# DATA EXCERPTS start
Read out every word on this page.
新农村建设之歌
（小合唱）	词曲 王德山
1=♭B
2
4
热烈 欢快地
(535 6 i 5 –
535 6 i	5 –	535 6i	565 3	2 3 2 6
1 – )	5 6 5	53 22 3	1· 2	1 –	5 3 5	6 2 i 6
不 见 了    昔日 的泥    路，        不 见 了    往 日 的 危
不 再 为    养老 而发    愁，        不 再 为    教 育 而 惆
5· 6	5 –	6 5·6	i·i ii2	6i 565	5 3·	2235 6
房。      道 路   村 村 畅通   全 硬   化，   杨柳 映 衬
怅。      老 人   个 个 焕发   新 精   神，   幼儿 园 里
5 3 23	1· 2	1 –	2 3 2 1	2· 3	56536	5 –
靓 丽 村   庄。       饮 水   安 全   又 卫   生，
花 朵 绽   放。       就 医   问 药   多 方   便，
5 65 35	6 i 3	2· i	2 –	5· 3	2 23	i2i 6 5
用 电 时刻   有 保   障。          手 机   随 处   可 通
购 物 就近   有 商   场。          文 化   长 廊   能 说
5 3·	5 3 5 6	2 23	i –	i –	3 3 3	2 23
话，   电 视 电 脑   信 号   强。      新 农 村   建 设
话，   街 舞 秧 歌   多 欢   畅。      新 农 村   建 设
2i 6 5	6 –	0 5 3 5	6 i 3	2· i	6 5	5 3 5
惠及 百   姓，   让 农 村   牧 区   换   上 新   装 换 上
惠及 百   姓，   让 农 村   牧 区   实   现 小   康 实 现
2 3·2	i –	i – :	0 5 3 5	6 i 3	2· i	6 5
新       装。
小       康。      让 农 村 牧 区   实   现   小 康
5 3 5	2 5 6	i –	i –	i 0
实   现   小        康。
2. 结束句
# DATA EXCERPTS end
▶ **WHAT IS ASKED**
Without omitting anything, output the entries exactly.

▶ **WRITTEN ANSWER**
Read out every word on this page.
新农村建设之歌
（小合唱）	词曲 王德山
1=♭B
2
4
热烈 欢快地
(535 6 i 5 –
535 6 i	5 –	535 6i	565 3	2 3 2 6
1 – )	5 6 5	53 22 3	1· 2	1 –	5 3 5	6 2 i 6
不 见 了    昔日 的泥    路，        不 见 了    往 日 的 危
不 再 为    养老 而发    愁，        不 再 为    教 育 而 惆
5· 6	5 –	6 5·6	i·i ii2	6i 565	5 3·	2235 6
房。      道 路   村 村 畅通   全 硬   化，   杨柳 映 衬
怅。      老 人   个 个 焕发   新 精   神，   幼儿 园 里
5 3 23	1· 2	1 –	2 3 2 1	2· 3	56536	5 –
靓 丽 村   庄。       饮 水   安 全   又 卫   生，
花 朵 绽   放。       就 医   问 药   多 方   便，
5 65 35	6 i 3	2· i	2 –	5· 3	2 23	i2i 6 5
用 电 时刻   有 保   障。          手 机   随 处   可 通
购 物 就近   有 商   场。          文 化   长 廊   能 说
5 3·	5 3 5 6	2 23	i –	i –	3 3 3	2 23
话，   电 视 电 脑   信 号   强。      新 农 村   建 设
话，   街 舞 秧 歌   多 欢   畅。      新 农 村   建 设
2i 6 5	6 –	0 5 3 5	6 i 3	2· i	6 5	5 3 5
惠及 百   姓，   让 农 村   牧 区   换   上 新   装 换 上
惠及 百   姓，   让 农 村   牧 区   实   现 小   康 实 现
2 3·2	i –	i – :	0 5 3 5	6 i 3	2· i	6 5
新       装。
小       康。      让 农 村 牧 区   实   现   小 康
5 3 5	2 5 6	i –	i –	i 0
实   现   小        康。
2. 结束句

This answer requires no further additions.